> [Exercise description]: In the listing below, identify each line with the word "chart" and return those lines.

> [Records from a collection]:
________

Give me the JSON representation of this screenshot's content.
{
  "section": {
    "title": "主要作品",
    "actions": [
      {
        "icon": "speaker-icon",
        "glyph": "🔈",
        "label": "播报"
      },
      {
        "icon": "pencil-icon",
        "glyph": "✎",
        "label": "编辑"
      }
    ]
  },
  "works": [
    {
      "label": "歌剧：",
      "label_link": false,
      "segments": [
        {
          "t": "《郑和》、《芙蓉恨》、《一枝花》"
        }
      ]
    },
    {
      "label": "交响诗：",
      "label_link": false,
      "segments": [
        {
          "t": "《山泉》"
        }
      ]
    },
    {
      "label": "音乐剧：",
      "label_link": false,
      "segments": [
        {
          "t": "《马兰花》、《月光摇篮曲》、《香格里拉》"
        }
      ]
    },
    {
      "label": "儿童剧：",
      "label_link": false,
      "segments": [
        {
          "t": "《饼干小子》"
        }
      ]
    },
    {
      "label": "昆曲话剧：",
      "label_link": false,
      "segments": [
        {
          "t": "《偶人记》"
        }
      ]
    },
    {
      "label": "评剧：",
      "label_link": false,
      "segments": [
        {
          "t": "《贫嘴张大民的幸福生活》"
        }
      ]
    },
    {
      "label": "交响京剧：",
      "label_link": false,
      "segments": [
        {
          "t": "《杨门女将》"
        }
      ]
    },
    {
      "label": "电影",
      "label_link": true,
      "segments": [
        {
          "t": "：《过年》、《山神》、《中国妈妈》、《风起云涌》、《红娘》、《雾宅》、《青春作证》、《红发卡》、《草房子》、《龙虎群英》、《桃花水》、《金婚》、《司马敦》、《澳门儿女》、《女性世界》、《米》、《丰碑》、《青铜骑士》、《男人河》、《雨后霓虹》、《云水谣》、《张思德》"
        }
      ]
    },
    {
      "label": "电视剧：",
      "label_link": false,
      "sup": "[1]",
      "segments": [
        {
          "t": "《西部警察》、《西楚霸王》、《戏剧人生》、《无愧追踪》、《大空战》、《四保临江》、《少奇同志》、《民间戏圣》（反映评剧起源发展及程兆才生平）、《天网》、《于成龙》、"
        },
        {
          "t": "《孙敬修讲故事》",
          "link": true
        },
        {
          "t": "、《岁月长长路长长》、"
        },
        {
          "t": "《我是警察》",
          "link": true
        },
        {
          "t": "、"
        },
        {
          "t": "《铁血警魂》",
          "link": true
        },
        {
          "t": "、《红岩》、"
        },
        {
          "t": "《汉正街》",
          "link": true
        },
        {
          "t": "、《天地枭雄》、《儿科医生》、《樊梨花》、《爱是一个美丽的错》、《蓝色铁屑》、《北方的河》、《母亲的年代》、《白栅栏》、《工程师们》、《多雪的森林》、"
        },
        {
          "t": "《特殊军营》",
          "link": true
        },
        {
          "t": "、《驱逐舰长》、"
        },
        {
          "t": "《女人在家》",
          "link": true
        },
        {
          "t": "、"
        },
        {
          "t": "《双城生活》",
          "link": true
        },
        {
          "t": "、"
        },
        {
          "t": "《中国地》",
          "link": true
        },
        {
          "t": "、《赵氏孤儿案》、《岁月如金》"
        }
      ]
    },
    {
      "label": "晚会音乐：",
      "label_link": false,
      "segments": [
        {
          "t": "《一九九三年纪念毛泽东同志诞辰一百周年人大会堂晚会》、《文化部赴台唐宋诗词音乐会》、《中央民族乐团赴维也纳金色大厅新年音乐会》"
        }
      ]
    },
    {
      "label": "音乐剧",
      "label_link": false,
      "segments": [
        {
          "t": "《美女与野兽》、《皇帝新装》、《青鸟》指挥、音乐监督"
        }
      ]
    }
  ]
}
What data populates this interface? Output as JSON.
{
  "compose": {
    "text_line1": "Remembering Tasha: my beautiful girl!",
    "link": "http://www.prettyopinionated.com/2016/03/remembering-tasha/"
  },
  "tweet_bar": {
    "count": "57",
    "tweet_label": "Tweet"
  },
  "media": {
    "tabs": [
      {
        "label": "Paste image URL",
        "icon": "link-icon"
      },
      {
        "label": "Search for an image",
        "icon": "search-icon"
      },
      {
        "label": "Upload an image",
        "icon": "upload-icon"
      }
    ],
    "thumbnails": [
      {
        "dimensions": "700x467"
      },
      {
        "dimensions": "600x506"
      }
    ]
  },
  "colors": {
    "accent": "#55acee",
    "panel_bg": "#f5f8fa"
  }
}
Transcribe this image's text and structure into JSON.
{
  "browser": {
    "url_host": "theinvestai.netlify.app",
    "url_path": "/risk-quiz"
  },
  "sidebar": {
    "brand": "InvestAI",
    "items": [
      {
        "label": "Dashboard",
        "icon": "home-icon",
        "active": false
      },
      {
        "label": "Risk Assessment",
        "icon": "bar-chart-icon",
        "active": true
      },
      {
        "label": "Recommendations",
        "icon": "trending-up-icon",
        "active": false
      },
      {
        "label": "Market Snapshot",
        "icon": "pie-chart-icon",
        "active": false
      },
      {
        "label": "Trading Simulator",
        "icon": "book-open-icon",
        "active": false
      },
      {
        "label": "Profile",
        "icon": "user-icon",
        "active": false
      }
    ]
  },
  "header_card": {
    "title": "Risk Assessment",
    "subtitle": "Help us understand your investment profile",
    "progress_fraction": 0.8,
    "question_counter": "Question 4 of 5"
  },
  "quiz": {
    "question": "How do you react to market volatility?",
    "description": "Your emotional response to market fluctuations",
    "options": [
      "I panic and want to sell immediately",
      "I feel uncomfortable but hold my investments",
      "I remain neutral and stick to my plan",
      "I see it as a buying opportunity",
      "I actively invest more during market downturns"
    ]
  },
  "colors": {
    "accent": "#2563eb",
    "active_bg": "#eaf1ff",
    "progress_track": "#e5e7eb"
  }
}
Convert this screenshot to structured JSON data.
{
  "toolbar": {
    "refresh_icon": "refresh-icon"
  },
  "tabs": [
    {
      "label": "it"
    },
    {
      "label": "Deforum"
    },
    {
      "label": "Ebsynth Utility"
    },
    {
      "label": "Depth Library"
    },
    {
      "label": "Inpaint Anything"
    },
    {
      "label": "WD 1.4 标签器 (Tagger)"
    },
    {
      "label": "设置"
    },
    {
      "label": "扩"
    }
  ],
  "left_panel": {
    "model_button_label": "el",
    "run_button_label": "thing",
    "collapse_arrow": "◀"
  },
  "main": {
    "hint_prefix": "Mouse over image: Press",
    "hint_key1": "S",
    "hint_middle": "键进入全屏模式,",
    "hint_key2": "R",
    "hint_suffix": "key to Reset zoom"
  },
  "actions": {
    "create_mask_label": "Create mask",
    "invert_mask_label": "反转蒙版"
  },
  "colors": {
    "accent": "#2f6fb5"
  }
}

________

> [Response to this task]:
        "icon": "bar-chart-icon",
        "icon": "pie-chart-icon",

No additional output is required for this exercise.